Give all of the lines again, with nothing added or dropped.
--- Records to use ---
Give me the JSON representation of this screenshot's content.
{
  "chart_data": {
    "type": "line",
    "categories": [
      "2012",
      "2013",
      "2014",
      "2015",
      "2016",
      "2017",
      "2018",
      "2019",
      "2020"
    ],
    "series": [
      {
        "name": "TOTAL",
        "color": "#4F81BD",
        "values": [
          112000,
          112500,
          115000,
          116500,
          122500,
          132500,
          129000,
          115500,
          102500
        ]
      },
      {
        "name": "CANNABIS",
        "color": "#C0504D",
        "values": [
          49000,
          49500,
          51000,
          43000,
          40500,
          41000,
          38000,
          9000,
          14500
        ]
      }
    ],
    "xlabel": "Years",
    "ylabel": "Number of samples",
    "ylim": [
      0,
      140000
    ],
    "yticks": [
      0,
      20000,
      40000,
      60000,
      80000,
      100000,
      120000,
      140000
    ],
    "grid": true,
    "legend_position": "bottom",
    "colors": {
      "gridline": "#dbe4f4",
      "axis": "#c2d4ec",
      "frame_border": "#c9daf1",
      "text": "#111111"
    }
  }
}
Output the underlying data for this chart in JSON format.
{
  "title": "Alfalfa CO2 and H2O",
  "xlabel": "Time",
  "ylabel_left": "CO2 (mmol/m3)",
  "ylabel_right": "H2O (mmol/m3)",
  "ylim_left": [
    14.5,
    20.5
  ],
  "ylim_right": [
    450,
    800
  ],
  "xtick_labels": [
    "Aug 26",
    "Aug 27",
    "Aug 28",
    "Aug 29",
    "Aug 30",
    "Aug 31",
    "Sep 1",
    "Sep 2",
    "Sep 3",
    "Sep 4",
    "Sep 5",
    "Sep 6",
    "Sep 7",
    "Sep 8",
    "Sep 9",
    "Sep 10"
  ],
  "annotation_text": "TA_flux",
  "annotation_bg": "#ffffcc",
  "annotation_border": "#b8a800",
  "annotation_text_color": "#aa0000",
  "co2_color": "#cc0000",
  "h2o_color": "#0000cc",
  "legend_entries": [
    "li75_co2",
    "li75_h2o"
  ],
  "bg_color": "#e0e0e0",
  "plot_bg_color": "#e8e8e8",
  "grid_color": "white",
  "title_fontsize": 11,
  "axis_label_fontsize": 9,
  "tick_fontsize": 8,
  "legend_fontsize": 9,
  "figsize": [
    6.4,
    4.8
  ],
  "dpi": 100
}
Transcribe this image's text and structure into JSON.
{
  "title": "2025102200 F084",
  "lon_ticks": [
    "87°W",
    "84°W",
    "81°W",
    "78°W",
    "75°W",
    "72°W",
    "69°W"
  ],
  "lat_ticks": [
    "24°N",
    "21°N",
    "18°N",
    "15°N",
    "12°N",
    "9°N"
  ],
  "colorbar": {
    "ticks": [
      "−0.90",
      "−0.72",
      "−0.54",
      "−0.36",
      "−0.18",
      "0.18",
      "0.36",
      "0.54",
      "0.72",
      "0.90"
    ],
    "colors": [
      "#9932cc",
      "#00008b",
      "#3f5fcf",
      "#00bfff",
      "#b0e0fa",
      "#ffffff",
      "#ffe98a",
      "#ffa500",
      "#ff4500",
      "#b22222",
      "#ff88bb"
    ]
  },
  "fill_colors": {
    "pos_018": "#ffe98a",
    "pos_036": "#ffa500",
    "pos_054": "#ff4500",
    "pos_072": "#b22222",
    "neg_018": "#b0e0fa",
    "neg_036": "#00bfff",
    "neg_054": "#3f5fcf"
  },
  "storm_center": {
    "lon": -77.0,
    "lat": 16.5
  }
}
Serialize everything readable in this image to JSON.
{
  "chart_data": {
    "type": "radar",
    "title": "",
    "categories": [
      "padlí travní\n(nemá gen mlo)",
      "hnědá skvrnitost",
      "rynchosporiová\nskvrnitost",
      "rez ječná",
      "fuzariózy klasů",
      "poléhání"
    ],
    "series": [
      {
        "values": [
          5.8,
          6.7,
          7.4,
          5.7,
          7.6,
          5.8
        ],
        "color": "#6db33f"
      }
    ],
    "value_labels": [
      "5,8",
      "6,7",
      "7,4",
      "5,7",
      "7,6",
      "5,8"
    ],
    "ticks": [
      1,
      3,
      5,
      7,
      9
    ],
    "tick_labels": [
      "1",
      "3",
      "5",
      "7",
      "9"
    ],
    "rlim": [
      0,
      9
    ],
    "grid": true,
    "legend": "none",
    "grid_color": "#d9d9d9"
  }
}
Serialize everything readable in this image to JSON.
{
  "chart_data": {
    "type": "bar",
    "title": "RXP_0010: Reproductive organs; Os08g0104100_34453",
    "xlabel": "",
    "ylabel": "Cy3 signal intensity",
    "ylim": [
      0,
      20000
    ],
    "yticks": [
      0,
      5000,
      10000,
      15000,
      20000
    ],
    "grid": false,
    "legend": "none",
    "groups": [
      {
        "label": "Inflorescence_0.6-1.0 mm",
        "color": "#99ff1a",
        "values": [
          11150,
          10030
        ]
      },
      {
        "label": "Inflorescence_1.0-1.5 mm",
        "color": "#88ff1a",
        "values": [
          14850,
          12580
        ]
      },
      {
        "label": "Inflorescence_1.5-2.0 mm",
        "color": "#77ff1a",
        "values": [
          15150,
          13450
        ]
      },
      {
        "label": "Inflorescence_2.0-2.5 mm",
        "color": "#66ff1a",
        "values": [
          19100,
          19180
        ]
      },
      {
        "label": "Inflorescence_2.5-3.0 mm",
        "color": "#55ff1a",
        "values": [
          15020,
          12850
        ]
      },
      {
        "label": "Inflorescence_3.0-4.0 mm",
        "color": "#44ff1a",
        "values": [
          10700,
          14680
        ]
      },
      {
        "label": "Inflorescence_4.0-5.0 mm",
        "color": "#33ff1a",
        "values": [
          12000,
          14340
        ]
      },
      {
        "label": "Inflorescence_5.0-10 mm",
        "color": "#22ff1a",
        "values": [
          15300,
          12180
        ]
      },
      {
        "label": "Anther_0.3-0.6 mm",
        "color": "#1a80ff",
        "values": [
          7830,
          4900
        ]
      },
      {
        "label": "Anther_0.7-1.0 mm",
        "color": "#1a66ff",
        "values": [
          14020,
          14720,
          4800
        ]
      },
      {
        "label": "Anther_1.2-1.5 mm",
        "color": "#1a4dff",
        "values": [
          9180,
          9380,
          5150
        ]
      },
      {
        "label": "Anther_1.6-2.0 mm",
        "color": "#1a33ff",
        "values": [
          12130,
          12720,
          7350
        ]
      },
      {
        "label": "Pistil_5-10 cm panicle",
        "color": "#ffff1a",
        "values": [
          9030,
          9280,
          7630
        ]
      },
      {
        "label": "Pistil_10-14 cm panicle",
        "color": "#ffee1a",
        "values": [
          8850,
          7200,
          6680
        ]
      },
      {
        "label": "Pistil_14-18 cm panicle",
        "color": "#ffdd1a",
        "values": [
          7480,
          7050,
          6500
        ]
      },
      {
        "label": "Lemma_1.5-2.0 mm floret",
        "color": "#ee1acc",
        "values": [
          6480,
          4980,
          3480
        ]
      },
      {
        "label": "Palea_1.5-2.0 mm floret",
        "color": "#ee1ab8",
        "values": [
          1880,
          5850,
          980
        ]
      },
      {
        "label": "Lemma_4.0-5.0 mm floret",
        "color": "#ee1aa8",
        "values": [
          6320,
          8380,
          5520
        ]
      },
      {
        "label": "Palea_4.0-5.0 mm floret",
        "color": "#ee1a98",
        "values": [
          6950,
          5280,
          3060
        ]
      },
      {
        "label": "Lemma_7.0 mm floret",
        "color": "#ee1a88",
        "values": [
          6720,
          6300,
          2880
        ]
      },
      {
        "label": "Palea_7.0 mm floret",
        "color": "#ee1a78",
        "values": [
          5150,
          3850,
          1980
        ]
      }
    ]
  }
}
---
Expected answer.
Give me the JSON representation of this screenshot's content.
{
  "chart_data": {
    "type": "line",
    "categories": [
      "2012",
      "2013",
      "2014",
      "2015",
      "2016",
      "2017",
      "2018",
      "2019",
      "2020"
    ],
    "series": [
      {
        "name": "TOTAL",
        "color": "#4F81BD",
        "values": [
          112000,
          112500,
          115000,
          116500,
          122500,
          132500,
          129000,
          115500,
          102500
        ]
      },
      {
        "name": "CANNABIS",
        "color": "#C0504D",
        "values": [
          49000,
          49500,
          51000,
          43000,
          40500,
          41000,
          38000,
          9000,
          14500
        ]
      }
    ],
    "xlabel": "Years",
    "ylabel": "Number of samples",
    "ylim": [
      0,
      140000
    ],
    "yticks": [
      0,
      20000,
      40000,
      60000,
      80000,
      100000,
      120000,
      140000
    ],
    "grid": true,
    "legend_position": "bottom",
    "colors": {
      "gridline": "#dbe4f4",
      "axis": "#c2d4ec",
      "frame_border": "#c9daf1",
      "text": "#111111"
    }
  }
}
Output the underlying data for this chart in JSON format.
{
  "title": "Alfalfa CO2 and H2O",
  "xlabel": "Time",
  "ylabel_left": "CO2 (mmol/m3)",
  "ylabel_right": "H2O (mmol/m3)",
  "ylim_left": [
    14.5,
    20.5
  ],
  "ylim_right": [
    450,
    800
  ],
  "xtick_labels": [
    "Aug 26",
    "Aug 27",
    "Aug 28",
    "Aug 29",
    "Aug 30",
    "Aug 31",
    "Sep 1",
    "Sep 2",
    "Sep 3",
    "Sep 4",
    "Sep 5",
    "Sep 6",
    "Sep 7",
    "Sep 8",
    "Sep 9",
    "Sep 10"
  ],
  "annotation_text": "TA_flux",
  "annotation_bg": "#ffffcc",
  "annotation_border": "#b8a800",
  "annotation_text_color": "#aa0000",
  "co2_color": "#cc0000",
  "h2o_color": "#0000cc",
  "legend_entries": [
    "li75_co2",
    "li75_h2o"
  ],
  "bg_color": "#e0e0e0",
  "plot_bg_color": "#e8e8e8",
  "grid_color": "white",
  "title_fontsize": 11,
  "axis_label_fontsize": 9,
  "tick_fontsize": 8,
  "legend_fontsize": 9,
  "figsize": [
    6.4,
    4.8
  ],
  "dpi": 100
}
Transcribe this image's text and structure into JSON.
{
  "title": "2025102200 F084",
  "lon_ticks": [
    "87°W",
    "84°W",
    "81°W",
    "78°W",
    "75°W",
    "72°W",
    "69°W"
  ],
  "lat_ticks": [
    "24°N",
    "21°N",
    "18°N",
    "15°N",
    "12°N",
    "9°N"
  ],
  "colorbar": {
    "ticks": [
      "−0.90",
      "−0.72",
      "−0.54",
      "−0.36",
      "−0.18",
      "0.18",
      "0.36",
      "0.54",
      "0.72",
      "0.90"
    ],
    "colors": [
      "#9932cc",
      "#00008b",
      "#3f5fcf",
      "#00bfff",
      "#b0e0fa",
      "#ffffff",
      "#ffe98a",
      "#ffa500",
      "#ff4500",
      "#b22222",
      "#ff88bb"
    ]
  },
  "fill_colors": {
    "pos_018": "#ffe98a",
    "pos_036": "#ffa500",
    "pos_054": "#ff4500",
    "pos_072": "#b22222",
    "neg_018": "#b0e0fa",
    "neg_036": "#00bfff",
    "neg_054": "#3f5fcf"
  },
  "storm_center": {
    "lon": -77.0,
    "lat": 16.5
  }
}
Serialize everything readable in this image to JSON.
{
  "chart_data": {
    "type": "radar",
    "title": "",
    "categories": [
      "padlí travní\n(nemá gen mlo)",
      "hnědá skvrnitost",
      "rynchosporiová\nskvrnitost",
      "rez ječná",
      "fuzariózy klasů",
      "poléhání"
    ],
    "series": [
      {
        "values": [
          5.8,
          6.7,
          7.4,
          5.7,
          7.6,
          5.8
        ],
        "color": "#6db33f"
      }
    ],
    "value_labels": [
      "5,8",
      "6,7",
      "7,4",
      "5,7",
      "7,6",
      "5,8"
    ],
    "ticks": [
      1,
      3,
      5,
      7,
      9
    ],
    "tick_labels": [
      "1",
      "3",
      "5",
      "7",
      "9"
    ],
    "rlim": [
      0,
      9
    ],
    "grid": true,
    "legend": "none",
    "grid_color": "#d9d9d9"
  }
}
Serialize everything readable in this image to JSON.
{
  "chart_data": {
    "type": "bar",
    "title": "RXP_0010: Reproductive organs; Os08g0104100_34453",
    "xlabel": "",
    "ylabel": "Cy3 signal intensity",
    "ylim": [
      0,
      20000
    ],
    "yticks": [
      0,
      5000,
      10000,
      15000,
      20000
    ],
    "grid": false,
    "legend": "none",
    "groups": [
      {
        "label": "Inflorescence_0.6-1.0 mm",
        "color": "#99ff1a",
        "values": [
          11150,
          10030
        ]
      },
      {
        "label": "Inflorescence_1.0-1.5 mm",
        "color": "#88ff1a",
        "values": [
          14850,
          12580
        ]
      },
      {
        "label": "Inflorescence_1.5-2.0 mm",
        "color": "#77ff1a",
        "values": [
          15150,
          13450
        ]
      },
      {
        "label": "Inflorescence_2.0-2.5 mm",
        "color": "#66ff1a",
        "values": [
          19100,
          19180
        ]
      },
      {
        "label": "Inflorescence_2.5-3.0 mm",
        "color": "#55ff1a",
        "values": [
          15020,
          12850
        ]
      },
      {
        "label": "Inflorescence_3.0-4.0 mm",
        "color": "#44ff1a",
        "values": [
          10700,
          14680
        ]
      },
      {
        "label": "Inflorescence_4.0-5.0 mm",
        "color": "#33ff1a",
        "values": [
          12000,
          14340
        ]
      },
      {
        "label": "Inflorescence_5.0-10 mm",
        "color": "#22ff1a",
        "values": [
          15300,
          12180
        ]
      },
      {
        "label": "Anther_0.3-0.6 mm",
        "color": "#1a80ff",
        "values": [
          7830,
          4900
        ]
      },
      {
        "label": "Anther_0.7-1.0 mm",
        "color": "#1a66ff",
        "values": [
          14020,
          14720,
          4800
        ]
      },
      {
        "label": "Anther_1.2-1.5 mm",
        "color": "#1a4dff",
        "values": [
          9180,
          9380,
          5150
        ]
      },
      {
        "label": "Anther_1.6-2.0 mm",
        "color": "#1a33ff",
        "values": [
          12130,
          12720,
          7350
        ]
      },
      {
        "label": "Pistil_5-10 cm panicle",
        "color": "#ffff1a",
        "values": [
          9030,
          9280,
          7630
        ]
      },
      {
        "label": "Pistil_10-14 cm panicle",
        "color": "#ffee1a",
        "values": [
          8850,
          7200,
          6680
        ]
      },
      {
        "label": "Pistil_14-18 cm panicle",
        "color": "#ffdd1a",
        "values": [
          7480,
          7050,
          6500
        ]
      },
      {
        "label": "Lemma_1.5-2.0 mm floret",
        "color": "#ee1acc",
        "values": [
          6480,
          4980,
          3480
        ]
      },
      {
        "label": "Palea_1.5-2.0 mm floret",
        "color": "#ee1ab8",
        "values": [
          1880,
          5850,
          980
        ]
      },
      {
        "label": "Lemma_4.0-5.0 mm floret",
        "color": "#ee1aa8",
        "values": [
          6320,
          8380,
          5520
        ]
      },
      {
        "label": "Palea_4.0-5.0 mm floret",
        "color": "#ee1a98",
        "values": [
          6950,
          5280,
          3060
        ]
      },
      {
        "label": "Lemma_7.0 mm floret",
        "color": "#ee1a88",
        "values": [
          6720,
          6300,
          2880
        ]
      },
      {
        "label": "Palea_7.0 mm floret",
        "color": "#ee1a78",
        "values": [
          5150,
          3850,
          1980
        ]
      }
    ]
  }
}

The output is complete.